* _The data_
•••••
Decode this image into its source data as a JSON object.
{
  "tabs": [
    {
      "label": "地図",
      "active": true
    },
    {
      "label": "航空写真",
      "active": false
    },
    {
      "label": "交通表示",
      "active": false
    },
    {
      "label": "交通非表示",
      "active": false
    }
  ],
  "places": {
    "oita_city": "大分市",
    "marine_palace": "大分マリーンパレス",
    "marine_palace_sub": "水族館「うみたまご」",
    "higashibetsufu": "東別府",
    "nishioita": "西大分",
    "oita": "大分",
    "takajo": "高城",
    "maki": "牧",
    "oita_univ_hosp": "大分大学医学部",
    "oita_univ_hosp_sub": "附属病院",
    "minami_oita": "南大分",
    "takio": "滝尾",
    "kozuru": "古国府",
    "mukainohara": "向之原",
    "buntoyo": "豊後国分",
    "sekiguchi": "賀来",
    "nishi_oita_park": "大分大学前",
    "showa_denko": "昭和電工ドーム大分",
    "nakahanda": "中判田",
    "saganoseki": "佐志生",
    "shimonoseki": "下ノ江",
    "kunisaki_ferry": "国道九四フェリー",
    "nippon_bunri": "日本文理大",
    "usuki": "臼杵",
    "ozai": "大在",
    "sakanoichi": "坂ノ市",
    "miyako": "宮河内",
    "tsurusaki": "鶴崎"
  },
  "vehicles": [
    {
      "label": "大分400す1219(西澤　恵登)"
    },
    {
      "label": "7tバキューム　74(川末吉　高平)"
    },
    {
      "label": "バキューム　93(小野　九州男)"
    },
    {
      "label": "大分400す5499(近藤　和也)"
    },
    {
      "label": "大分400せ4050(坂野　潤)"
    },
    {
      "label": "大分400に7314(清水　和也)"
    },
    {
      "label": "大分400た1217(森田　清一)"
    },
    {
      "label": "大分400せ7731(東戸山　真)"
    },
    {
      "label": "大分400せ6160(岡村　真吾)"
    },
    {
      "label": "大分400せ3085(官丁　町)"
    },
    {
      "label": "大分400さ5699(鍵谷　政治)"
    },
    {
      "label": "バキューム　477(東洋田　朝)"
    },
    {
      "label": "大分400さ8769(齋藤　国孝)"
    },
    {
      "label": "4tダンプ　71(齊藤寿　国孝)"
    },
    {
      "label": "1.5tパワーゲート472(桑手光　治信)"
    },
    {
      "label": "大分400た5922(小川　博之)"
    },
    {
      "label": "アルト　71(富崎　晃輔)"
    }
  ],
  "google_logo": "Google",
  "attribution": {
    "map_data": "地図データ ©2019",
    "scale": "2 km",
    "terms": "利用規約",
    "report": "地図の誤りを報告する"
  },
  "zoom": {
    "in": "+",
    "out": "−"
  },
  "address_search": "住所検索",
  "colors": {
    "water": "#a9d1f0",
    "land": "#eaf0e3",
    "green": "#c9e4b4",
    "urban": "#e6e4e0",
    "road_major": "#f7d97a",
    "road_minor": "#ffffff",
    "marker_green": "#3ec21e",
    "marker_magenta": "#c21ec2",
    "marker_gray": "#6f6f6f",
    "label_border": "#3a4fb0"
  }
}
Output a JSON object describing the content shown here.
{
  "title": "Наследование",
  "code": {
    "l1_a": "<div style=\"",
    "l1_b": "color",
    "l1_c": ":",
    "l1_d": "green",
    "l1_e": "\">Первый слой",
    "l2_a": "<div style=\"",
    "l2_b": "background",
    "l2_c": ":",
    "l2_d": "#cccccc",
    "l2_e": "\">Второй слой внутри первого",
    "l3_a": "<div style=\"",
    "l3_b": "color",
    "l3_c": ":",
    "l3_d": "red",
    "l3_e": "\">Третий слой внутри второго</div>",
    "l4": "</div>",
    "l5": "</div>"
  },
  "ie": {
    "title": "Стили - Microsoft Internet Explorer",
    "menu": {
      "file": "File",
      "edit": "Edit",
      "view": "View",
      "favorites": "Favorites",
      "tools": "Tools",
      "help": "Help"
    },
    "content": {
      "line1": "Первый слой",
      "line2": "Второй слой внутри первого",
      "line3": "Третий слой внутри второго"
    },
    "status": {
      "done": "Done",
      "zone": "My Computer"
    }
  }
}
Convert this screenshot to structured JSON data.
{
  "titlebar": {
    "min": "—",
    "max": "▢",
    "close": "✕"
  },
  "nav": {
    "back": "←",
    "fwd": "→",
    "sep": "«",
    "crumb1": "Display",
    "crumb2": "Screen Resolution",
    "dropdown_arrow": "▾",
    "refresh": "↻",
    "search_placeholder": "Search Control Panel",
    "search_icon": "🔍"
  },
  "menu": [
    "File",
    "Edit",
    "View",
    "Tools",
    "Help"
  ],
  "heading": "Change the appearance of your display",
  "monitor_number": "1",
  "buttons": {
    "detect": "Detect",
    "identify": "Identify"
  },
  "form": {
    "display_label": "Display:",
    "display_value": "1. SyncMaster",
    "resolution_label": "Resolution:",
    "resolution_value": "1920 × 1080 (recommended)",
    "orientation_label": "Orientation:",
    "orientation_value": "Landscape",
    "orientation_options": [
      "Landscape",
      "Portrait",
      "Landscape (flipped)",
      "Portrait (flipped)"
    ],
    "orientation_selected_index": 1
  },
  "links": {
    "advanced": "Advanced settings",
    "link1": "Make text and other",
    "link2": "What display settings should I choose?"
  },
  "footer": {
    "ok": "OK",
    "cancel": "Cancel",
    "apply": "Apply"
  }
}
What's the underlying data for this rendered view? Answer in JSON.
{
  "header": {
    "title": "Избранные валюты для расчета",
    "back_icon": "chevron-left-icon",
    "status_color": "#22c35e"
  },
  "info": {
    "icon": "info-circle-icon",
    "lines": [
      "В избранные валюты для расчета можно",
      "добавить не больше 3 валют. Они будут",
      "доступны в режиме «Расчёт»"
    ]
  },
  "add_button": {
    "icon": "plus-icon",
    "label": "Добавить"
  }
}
•••••
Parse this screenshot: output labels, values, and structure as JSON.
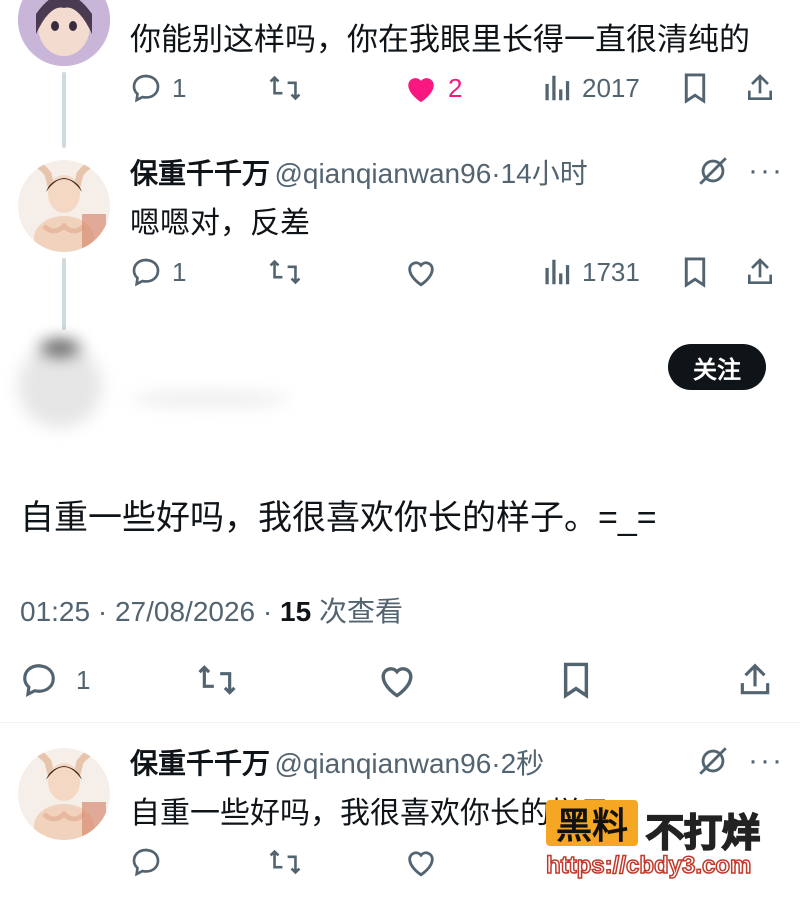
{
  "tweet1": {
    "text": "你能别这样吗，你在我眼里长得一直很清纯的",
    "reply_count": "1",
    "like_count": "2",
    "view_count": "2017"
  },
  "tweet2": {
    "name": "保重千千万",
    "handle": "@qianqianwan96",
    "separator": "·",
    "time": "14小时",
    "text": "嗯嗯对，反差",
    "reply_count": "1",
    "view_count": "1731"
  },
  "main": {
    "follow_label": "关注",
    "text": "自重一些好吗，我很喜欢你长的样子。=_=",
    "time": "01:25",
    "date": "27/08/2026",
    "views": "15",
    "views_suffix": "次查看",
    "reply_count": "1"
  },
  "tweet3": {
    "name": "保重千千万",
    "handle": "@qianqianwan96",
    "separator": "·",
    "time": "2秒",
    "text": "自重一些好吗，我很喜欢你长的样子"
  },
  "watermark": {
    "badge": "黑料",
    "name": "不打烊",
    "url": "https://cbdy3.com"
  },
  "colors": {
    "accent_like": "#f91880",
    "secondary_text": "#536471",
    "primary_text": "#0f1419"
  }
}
•••••
Isolate the lines above that contain the word "What" and copy them.

* _Solution to this problem_
    "link2": "What display settings should I choose?"
What's the underlying data for this rendered view? Answer in JSON.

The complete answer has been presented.